>> START Recorded information
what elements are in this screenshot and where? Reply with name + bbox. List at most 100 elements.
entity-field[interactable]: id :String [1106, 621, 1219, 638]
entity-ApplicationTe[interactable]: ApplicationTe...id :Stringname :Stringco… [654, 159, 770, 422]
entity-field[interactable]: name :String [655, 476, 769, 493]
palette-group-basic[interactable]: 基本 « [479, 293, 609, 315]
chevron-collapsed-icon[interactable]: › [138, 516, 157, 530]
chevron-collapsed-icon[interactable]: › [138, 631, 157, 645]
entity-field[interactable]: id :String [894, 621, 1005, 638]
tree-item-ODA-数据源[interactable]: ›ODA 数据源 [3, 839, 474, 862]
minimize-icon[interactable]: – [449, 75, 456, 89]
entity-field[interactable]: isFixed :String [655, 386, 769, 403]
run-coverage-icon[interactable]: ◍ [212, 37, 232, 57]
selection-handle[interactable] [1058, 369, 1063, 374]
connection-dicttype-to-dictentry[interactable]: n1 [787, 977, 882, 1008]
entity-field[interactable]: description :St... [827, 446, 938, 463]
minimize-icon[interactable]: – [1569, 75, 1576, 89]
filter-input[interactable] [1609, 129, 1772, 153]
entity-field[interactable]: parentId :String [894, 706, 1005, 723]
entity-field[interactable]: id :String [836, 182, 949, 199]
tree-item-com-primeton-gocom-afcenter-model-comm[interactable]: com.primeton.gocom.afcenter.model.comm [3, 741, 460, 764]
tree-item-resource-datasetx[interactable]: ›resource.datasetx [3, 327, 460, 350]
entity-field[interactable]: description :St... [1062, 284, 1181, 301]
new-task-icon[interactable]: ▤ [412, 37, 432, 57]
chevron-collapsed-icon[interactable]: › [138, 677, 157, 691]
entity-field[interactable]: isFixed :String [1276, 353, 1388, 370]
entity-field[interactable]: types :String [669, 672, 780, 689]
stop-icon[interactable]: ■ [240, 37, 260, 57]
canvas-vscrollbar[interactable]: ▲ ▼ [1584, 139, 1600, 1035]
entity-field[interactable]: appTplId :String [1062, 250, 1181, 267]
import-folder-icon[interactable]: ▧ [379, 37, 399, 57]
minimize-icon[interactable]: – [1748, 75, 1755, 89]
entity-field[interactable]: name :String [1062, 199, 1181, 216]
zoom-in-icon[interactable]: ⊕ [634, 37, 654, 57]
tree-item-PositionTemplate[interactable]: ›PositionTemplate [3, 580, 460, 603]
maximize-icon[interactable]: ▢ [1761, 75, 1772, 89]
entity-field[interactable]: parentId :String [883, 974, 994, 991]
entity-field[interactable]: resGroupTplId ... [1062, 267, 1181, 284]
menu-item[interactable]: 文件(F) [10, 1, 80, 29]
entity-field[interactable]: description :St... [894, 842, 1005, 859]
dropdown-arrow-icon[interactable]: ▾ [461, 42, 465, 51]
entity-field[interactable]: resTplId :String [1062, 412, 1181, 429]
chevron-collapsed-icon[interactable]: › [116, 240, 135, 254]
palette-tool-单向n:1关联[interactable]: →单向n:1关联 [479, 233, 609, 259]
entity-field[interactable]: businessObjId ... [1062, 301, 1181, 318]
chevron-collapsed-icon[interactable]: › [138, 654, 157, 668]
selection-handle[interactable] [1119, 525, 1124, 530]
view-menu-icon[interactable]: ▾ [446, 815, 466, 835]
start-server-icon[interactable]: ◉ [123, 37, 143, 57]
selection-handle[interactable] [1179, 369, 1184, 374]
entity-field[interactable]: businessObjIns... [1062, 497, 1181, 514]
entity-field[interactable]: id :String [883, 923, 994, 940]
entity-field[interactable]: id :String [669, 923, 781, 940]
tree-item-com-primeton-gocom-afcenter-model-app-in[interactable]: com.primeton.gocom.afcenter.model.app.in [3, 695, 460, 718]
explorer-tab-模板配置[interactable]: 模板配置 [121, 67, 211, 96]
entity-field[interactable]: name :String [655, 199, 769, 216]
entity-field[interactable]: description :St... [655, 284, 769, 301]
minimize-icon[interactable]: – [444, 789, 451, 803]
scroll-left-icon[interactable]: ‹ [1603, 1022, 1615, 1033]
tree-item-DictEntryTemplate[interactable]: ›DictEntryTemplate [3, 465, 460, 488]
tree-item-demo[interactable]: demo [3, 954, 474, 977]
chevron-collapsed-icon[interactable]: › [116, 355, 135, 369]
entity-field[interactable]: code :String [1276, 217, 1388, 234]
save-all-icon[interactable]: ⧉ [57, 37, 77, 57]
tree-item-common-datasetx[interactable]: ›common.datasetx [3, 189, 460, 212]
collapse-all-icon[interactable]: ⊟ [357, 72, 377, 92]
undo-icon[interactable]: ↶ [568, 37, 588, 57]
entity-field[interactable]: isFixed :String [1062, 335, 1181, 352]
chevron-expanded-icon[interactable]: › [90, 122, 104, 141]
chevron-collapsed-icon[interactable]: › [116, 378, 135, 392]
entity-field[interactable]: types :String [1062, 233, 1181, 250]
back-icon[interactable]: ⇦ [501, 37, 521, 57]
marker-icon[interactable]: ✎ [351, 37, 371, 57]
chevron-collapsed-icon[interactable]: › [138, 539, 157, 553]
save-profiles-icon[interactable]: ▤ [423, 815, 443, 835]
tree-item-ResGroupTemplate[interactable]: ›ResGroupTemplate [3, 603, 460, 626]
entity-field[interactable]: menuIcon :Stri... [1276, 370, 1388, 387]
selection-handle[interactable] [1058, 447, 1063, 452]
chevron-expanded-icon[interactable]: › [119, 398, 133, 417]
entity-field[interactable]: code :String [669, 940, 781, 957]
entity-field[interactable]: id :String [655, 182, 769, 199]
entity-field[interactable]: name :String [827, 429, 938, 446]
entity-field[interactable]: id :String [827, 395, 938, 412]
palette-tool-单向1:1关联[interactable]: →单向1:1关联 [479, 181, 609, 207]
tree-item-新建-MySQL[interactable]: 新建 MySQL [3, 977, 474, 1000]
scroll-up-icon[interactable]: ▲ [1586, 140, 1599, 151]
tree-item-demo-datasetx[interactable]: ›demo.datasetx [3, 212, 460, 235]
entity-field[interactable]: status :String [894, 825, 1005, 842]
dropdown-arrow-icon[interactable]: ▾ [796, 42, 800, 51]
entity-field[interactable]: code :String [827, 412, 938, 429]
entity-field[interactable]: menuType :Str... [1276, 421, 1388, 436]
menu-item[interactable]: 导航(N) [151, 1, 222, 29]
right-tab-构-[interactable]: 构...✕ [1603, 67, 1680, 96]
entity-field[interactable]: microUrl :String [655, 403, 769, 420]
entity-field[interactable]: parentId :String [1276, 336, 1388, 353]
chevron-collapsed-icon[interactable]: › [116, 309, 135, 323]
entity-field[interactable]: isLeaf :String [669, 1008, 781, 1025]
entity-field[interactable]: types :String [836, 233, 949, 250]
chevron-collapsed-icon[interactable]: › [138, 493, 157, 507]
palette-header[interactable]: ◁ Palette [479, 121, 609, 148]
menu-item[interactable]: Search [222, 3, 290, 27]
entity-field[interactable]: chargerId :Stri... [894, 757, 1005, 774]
>> END Recorded information
## Job
Pick out each line of the entries above that contains the string "expanded", and copy those lines.

## Result of this exercise
chevron-expanded-icon[interactable]: › [90, 122, 104, 141]
chevron-expanded-icon[interactable]: › [119, 398, 133, 417]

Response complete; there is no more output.